TO DO: What follows is a listing. Return every line of it exactly.
⟨
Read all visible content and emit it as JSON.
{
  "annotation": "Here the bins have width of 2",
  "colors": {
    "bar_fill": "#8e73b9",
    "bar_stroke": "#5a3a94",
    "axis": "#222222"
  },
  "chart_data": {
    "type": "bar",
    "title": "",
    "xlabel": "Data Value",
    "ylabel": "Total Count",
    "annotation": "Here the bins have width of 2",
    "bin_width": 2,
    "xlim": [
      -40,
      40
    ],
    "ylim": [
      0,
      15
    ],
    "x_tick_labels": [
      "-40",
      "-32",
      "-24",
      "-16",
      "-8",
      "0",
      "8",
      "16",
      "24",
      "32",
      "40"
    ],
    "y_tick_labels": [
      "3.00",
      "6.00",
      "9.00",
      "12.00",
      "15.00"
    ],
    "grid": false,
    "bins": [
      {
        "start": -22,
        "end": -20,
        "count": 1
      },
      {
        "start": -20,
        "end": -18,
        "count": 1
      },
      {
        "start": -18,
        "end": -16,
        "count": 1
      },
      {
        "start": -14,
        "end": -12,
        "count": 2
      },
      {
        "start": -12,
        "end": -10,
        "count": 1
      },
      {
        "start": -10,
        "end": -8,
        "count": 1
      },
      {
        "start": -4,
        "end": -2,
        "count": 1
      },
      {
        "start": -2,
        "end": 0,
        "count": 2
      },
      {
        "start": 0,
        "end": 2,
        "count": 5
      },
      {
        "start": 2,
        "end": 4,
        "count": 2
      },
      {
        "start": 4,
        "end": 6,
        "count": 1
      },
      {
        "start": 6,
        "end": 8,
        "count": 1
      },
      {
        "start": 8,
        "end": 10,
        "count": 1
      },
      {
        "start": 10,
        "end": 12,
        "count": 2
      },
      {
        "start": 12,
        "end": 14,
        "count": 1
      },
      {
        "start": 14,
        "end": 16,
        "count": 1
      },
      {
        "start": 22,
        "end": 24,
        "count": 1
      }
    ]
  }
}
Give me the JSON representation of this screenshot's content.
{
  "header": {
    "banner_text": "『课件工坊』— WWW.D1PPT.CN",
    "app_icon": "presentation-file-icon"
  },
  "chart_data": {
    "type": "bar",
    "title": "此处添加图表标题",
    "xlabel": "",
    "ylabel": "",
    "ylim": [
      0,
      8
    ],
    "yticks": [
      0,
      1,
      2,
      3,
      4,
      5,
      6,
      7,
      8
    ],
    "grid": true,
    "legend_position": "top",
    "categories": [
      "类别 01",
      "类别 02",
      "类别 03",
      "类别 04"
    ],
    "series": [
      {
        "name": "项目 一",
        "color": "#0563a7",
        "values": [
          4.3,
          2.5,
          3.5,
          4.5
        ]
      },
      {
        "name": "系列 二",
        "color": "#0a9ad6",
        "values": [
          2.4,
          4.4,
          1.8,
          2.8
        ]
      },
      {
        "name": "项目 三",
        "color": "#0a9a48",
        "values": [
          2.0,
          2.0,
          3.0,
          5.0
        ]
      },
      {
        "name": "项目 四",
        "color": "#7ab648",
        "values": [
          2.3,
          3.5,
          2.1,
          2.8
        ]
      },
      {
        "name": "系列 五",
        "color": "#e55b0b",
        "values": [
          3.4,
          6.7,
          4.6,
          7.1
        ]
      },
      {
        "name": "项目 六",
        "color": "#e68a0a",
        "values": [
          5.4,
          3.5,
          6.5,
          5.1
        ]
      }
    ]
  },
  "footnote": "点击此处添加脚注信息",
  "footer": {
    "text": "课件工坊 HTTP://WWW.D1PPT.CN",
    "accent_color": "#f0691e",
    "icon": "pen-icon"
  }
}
⟩
EXERCISE RESPONSE:
Read all visible content and emit it as JSON.
{
  "annotation": "Here the bins have width of 2",
  "colors": {
    "bar_fill": "#8e73b9",
    "bar_stroke": "#5a3a94",
    "axis": "#222222"
  },
  "chart_data": {
    "type": "bar",
    "title": "",
    "xlabel": "Data Value",
    "ylabel": "Total Count",
    "annotation": "Here the bins have width of 2",
    "bin_width": 2,
    "xlim": [
      -40,
      40
    ],
    "ylim": [
      0,
      15
    ],
    "x_tick_labels": [
      "-40",
      "-32",
      "-24",
      "-16",
      "-8",
      "0",
      "8",
      "16",
      "24",
      "32",
      "40"
    ],
    "y_tick_labels": [
      "3.00",
      "6.00",
      "9.00",
      "12.00",
      "15.00"
    ],
    "grid": false,
    "bins": [
      {
        "start": -22,
        "end": -20,
        "count": 1
      },
      {
        "start": -20,
        "end": -18,
        "count": 1
      },
      {
        "start": -18,
        "end": -16,
        "count": 1
      },
      {
        "start": -14,
        "end": -12,
        "count": 2
      },
      {
        "start": -12,
        "end": -10,
        "count": 1
      },
      {
        "start": -10,
        "end": -8,
        "count": 1
      },
      {
        "start": -4,
        "end": -2,
        "count": 1
      },
      {
        "start": -2,
        "end": 0,
        "count": 2
      },
      {
        "start": 0,
        "end": 2,
        "count": 5
      },
      {
        "start": 2,
        "end": 4,
        "count": 2
      },
      {
        "start": 4,
        "end": 6,
        "count": 1
      },
      {
        "start": 6,
        "end": 8,
        "count": 1
      },
      {
        "start": 8,
        "end": 10,
        "count": 1
      },
      {
        "start": 10,
        "end": 12,
        "count": 2
      },
      {
        "start": 12,
        "end": 14,
        "count": 1
      },
      {
        "start": 14,
        "end": 16,
        "count": 1
      },
      {
        "start": 22,
        "end": 24,
        "count": 1
      }
    ]
  }
}
Give me the JSON representation of this screenshot's content.
{
  "header": {
    "banner_text": "『课件工坊』— WWW.D1PPT.CN",
    "app_icon": "presentation-file-icon"
  },
  "chart_data": {
    "type": "bar",
    "title": "此处添加图表标题",
    "xlabel": "",
    "ylabel": "",
    "ylim": [
      0,
      8
    ],
    "yticks": [
      0,
      1,
      2,
      3,
      4,
      5,
      6,
      7,
      8
    ],
    "grid": true,
    "legend_position": "top",
    "categories": [
      "类别 01",
      "类别 02",
      "类别 03",
      "类别 04"
    ],
    "series": [
      {
        "name": "项目 一",
        "color": "#0563a7",
        "values": [
          4.3,
          2.5,
          3.5,
          4.5
        ]
      },
      {
        "name": "系列 二",
        "color": "#0a9ad6",
        "values": [
          2.4,
          4.4,
          1.8,
          2.8
        ]
      },
      {
        "name": "项目 三",
        "color": "#0a9a48",
        "values": [
          2.0,
          2.0,
          3.0,
          5.0
        ]
      },
      {
        "name": "项目 四",
        "color": "#7ab648",
        "values": [
          2.3,
          3.5,
          2.1,
          2.8
        ]
      },
      {
        "name": "系列 五",
        "color": "#e55b0b",
        "values": [
          3.4,
          6.7,
          4.6,
          7.1
        ]
      },
      {
        "name": "项目 六",
        "color": "#e68a0a",
        "values": [
          5.4,
          3.5,
          6.5,
          5.1
        ]
      }
    ]
  },
  "footnote": "点击此处添加脚注信息",
  "footer": {
    "text": "课件工坊 HTTP://WWW.D1PPT.CN",
    "accent_color": "#f0691e",
    "icon": "pen-icon"
  }
}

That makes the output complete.